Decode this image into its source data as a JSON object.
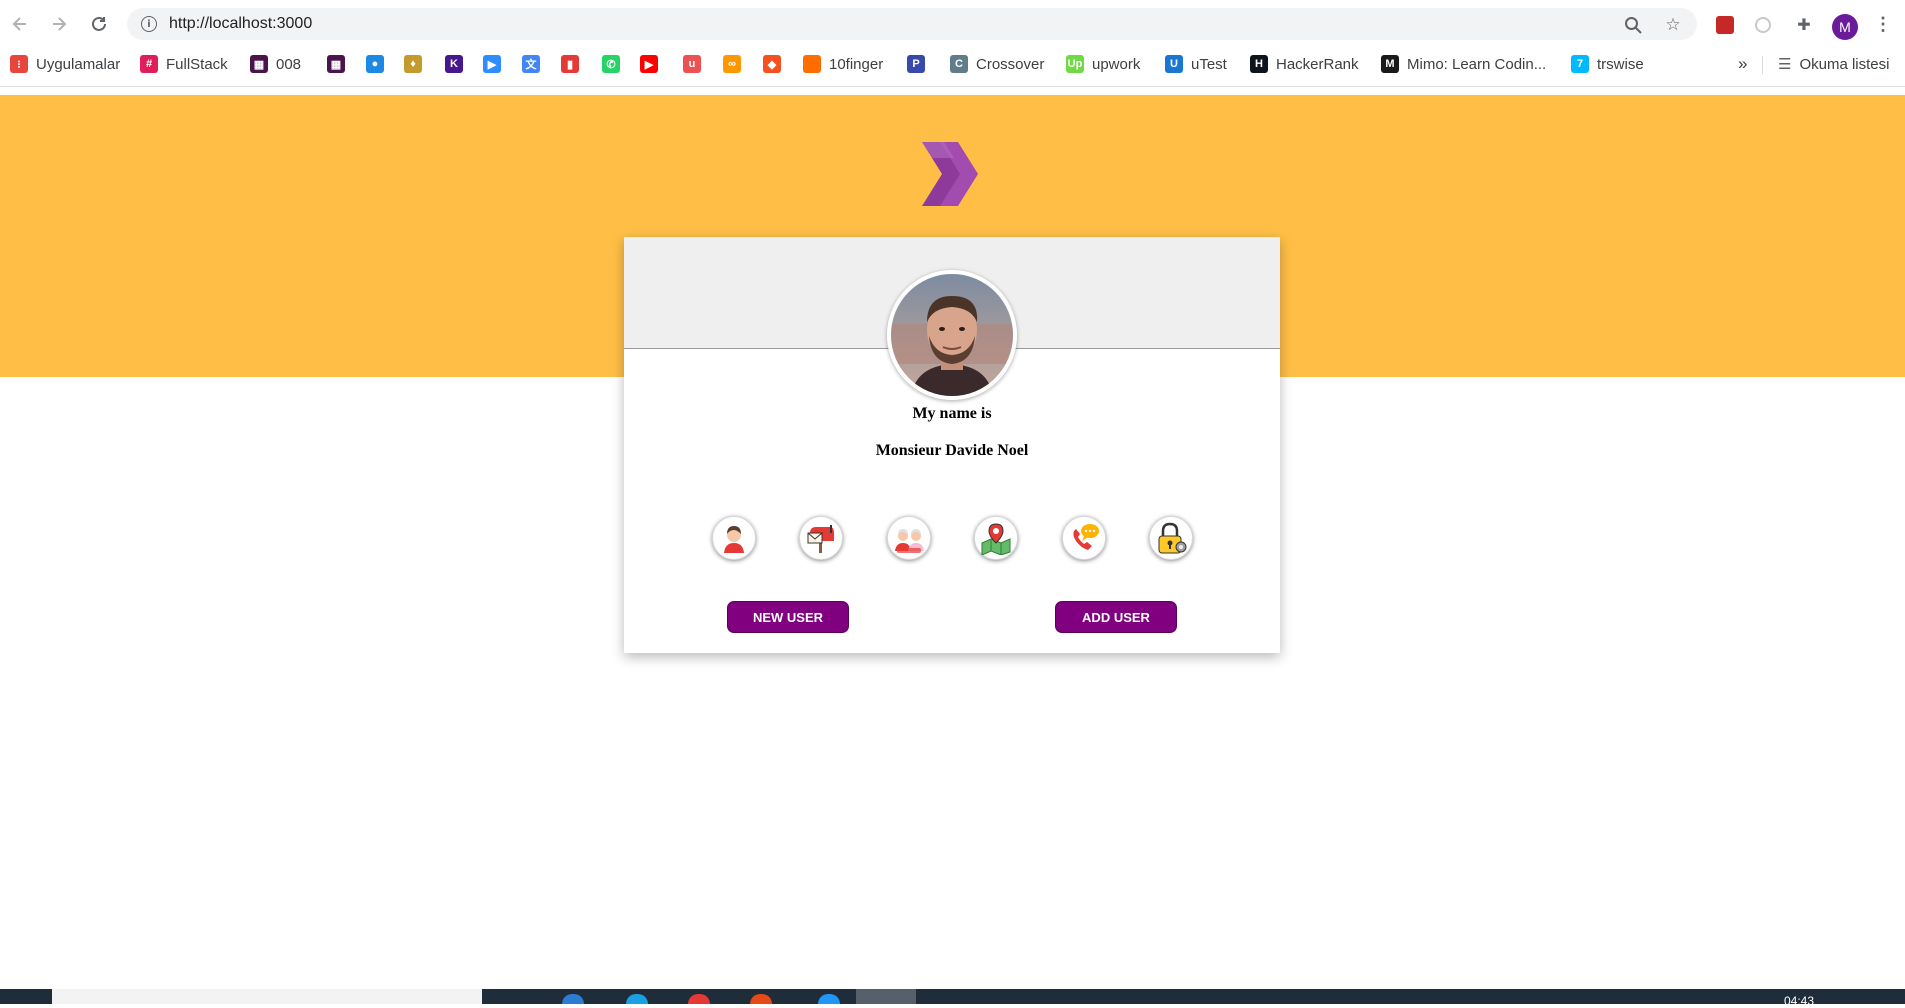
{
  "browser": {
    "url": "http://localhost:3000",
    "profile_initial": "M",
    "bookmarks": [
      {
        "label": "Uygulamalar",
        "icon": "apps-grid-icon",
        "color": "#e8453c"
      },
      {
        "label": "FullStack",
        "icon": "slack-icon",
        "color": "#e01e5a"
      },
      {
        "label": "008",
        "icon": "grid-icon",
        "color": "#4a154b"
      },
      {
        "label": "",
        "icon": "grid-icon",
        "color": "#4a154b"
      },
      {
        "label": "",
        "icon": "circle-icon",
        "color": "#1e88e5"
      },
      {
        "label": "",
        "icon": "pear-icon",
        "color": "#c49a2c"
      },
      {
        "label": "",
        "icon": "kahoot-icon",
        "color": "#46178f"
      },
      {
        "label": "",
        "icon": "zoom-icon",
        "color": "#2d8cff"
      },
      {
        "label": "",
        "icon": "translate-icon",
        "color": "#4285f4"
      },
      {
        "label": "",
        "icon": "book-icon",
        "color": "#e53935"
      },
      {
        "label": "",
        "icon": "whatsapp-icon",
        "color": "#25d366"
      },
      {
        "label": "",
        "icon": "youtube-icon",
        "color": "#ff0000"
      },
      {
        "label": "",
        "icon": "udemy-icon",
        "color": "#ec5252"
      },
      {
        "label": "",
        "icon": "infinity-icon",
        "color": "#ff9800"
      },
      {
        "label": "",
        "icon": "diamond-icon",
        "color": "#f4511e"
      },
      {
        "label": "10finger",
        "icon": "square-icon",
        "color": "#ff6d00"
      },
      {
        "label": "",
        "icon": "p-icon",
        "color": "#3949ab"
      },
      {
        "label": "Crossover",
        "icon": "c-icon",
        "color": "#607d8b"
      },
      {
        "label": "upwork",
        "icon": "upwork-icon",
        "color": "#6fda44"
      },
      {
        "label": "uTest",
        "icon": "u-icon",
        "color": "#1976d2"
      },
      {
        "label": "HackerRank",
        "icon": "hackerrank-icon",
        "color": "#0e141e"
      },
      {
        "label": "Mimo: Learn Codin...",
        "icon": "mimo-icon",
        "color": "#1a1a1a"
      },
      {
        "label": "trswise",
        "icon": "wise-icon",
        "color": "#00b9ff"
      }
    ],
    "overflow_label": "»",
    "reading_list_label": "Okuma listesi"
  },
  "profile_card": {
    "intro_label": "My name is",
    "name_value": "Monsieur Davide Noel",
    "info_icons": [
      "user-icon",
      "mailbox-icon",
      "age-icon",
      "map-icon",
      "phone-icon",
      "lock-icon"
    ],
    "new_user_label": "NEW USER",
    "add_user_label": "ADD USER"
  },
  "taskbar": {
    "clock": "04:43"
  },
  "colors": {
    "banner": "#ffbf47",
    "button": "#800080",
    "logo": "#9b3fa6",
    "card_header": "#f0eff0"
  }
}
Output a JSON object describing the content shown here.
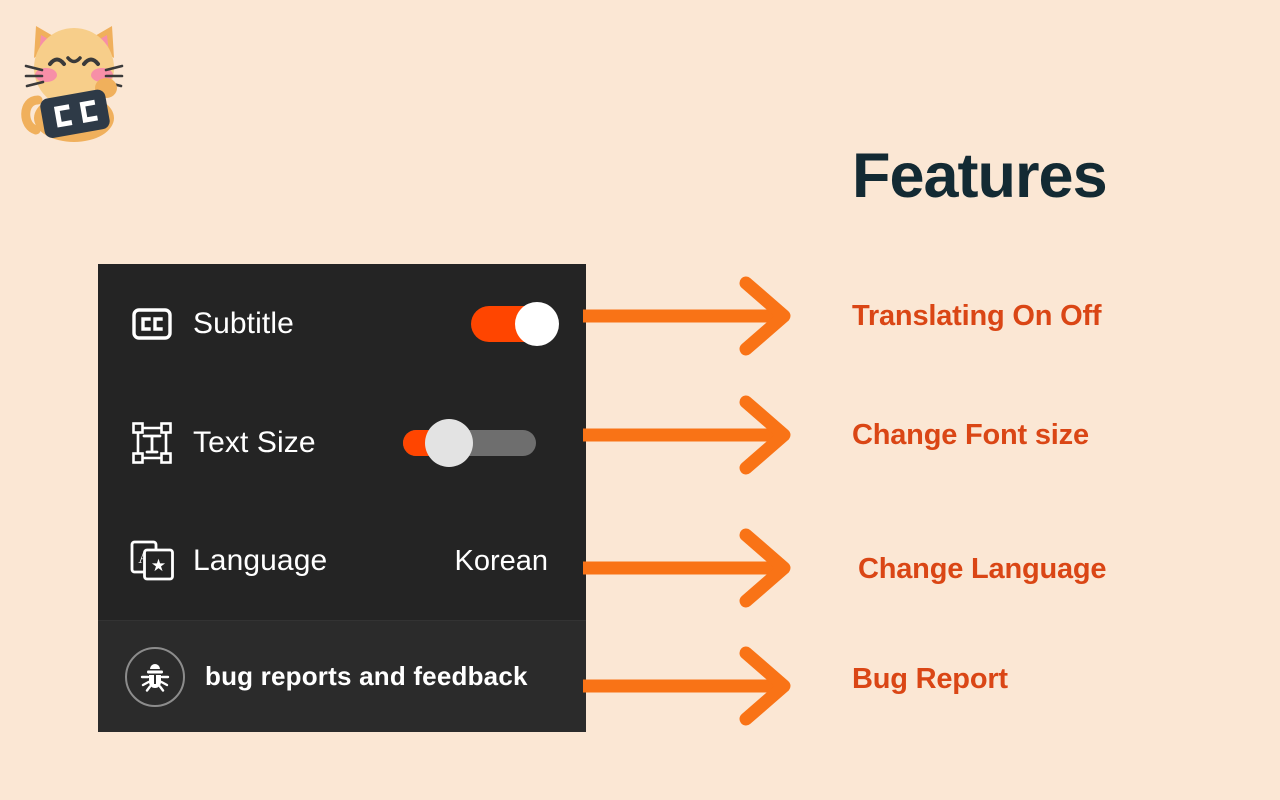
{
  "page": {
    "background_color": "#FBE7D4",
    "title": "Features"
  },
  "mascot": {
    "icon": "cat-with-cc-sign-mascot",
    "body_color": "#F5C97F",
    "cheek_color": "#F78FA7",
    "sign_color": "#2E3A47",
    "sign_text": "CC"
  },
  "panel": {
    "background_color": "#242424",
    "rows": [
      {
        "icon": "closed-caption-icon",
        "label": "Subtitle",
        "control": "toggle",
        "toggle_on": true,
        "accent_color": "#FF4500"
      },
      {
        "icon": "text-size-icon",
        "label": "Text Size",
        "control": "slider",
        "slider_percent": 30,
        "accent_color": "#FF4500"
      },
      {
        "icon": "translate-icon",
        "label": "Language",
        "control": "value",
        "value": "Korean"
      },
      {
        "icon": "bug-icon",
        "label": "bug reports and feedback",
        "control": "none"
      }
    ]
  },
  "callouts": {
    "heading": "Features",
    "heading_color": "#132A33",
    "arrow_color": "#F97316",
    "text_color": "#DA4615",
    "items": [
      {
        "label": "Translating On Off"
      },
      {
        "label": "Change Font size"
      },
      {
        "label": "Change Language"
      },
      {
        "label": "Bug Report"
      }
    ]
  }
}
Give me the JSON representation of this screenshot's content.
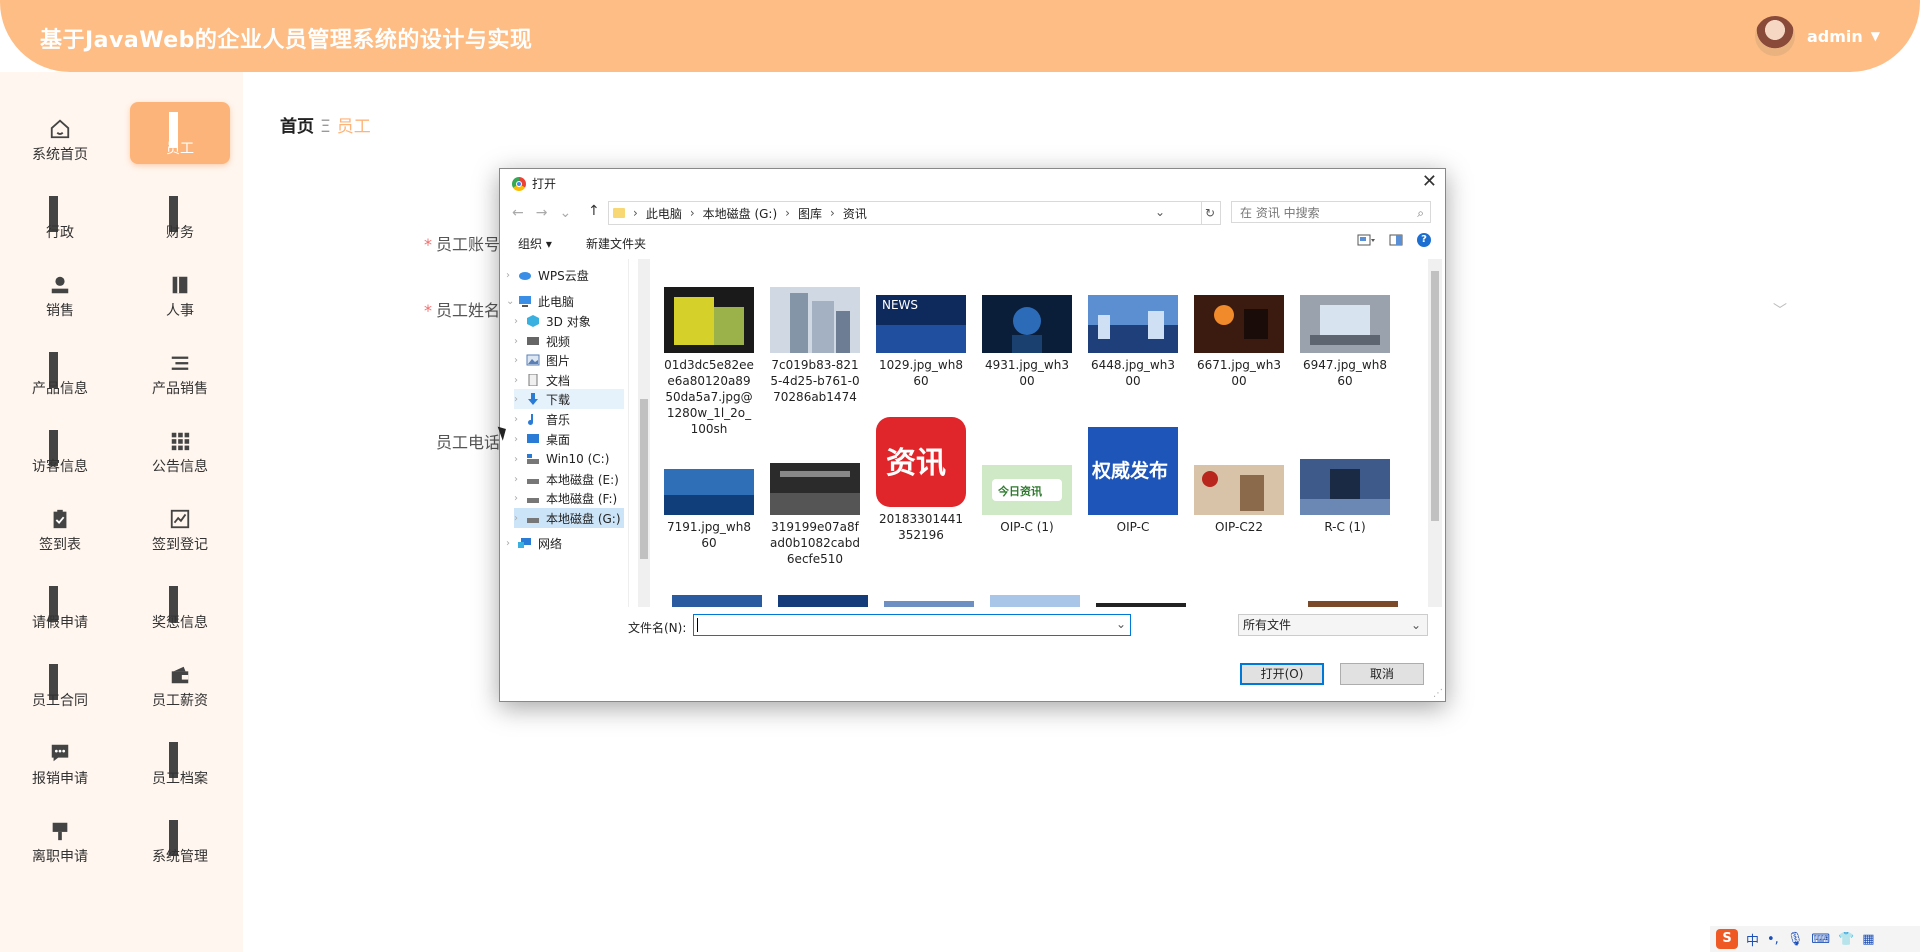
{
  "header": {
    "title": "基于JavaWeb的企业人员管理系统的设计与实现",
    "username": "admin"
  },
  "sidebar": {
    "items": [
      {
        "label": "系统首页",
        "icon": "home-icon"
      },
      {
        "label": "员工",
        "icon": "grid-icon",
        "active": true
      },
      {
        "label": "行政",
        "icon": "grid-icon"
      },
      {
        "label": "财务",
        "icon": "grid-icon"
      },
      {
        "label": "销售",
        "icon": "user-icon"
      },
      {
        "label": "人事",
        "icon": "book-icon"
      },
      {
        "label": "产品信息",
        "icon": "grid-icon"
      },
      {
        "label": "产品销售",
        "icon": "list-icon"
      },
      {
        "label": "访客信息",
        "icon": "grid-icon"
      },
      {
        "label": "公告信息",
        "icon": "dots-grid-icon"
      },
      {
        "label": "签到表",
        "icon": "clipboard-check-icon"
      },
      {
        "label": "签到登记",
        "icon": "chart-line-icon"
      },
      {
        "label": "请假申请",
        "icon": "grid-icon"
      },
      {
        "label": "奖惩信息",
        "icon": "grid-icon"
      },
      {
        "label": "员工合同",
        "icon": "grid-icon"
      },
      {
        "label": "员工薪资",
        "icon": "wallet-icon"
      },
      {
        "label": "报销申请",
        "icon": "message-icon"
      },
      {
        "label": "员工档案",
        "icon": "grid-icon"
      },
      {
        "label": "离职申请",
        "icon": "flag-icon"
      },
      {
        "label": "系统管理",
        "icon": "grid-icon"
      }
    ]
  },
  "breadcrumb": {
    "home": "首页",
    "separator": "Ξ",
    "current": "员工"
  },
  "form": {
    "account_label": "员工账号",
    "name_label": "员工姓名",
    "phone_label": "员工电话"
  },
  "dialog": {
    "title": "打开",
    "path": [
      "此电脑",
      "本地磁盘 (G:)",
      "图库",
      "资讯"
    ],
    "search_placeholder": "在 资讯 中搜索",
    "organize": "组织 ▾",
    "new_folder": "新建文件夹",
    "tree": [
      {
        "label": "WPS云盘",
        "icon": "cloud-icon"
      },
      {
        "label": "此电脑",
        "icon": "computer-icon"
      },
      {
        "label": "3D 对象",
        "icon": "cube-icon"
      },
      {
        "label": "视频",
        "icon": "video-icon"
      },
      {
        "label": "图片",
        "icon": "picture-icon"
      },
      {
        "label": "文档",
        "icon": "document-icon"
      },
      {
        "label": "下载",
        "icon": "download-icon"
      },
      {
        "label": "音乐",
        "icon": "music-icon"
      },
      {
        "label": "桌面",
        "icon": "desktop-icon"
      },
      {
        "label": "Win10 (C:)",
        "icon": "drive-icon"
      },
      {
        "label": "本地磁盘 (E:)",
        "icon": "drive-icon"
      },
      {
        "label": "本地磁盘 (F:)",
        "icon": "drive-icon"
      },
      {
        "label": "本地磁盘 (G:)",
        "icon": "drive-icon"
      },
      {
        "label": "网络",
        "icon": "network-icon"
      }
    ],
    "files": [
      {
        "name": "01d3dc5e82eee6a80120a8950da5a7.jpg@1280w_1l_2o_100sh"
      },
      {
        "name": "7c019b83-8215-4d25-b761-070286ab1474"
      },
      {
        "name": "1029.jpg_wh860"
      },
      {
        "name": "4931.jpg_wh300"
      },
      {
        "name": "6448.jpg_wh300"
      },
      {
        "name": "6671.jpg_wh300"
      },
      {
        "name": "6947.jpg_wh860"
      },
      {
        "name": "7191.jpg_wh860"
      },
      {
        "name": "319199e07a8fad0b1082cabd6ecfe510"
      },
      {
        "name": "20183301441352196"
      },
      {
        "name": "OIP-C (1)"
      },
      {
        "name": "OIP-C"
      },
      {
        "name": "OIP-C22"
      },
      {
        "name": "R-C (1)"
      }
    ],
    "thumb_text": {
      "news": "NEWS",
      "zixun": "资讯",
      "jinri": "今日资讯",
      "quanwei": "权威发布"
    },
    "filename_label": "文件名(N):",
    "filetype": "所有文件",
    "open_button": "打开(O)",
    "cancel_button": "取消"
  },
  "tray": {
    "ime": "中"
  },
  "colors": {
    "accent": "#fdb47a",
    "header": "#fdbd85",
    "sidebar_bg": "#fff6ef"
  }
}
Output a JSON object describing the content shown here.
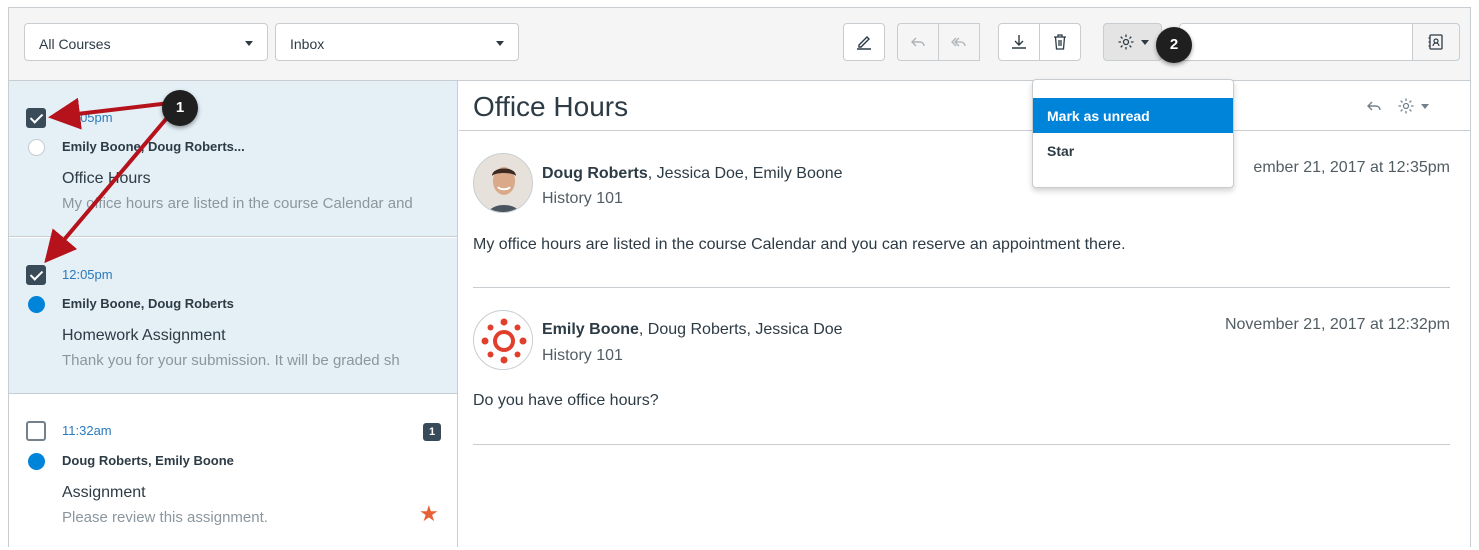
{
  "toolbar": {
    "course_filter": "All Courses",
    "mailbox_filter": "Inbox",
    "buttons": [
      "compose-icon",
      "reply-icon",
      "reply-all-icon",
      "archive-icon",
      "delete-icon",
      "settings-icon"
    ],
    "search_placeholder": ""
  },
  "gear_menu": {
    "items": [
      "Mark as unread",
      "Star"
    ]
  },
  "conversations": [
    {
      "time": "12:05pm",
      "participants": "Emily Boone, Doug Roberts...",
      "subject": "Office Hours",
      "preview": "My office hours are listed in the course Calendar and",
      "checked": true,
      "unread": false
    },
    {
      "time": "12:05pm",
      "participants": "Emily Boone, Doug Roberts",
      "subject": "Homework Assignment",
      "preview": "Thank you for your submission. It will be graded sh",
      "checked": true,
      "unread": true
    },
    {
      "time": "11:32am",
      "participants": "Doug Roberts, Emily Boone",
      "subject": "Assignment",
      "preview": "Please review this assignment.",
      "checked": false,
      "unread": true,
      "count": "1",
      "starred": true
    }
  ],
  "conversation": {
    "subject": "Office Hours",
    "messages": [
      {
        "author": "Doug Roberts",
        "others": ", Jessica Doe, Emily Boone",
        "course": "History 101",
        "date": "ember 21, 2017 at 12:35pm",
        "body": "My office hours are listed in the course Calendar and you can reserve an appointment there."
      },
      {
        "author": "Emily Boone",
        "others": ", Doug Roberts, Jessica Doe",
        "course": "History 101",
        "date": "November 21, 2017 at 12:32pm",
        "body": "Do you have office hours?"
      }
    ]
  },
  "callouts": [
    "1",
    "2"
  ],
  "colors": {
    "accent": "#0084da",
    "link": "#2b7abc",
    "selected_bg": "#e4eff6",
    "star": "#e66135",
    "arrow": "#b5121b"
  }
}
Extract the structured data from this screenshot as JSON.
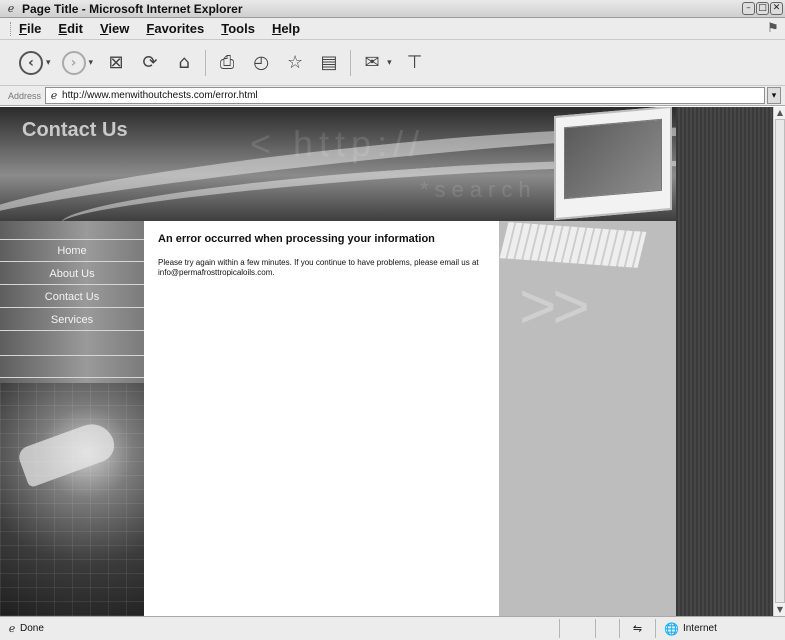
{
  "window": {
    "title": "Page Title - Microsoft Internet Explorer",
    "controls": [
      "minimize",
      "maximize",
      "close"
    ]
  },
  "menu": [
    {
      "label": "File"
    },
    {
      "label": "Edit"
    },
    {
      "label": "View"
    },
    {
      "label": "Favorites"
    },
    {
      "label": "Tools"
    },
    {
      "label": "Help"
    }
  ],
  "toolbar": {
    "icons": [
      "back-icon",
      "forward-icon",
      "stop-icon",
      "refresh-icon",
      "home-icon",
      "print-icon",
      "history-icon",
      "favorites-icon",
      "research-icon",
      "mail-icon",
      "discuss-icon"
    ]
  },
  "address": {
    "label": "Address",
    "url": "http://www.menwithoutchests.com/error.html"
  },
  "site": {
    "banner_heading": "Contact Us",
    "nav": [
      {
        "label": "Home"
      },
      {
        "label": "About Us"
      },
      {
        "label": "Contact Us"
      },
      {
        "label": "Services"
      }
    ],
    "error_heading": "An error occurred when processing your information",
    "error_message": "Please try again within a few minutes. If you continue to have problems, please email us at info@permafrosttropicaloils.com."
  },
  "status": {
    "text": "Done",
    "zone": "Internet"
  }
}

□ □ □

From the entries above, select each line containing the string "unread".

Response below:
      "Mark as unread",
      "unread": false
      "unread": true
      "unread": true,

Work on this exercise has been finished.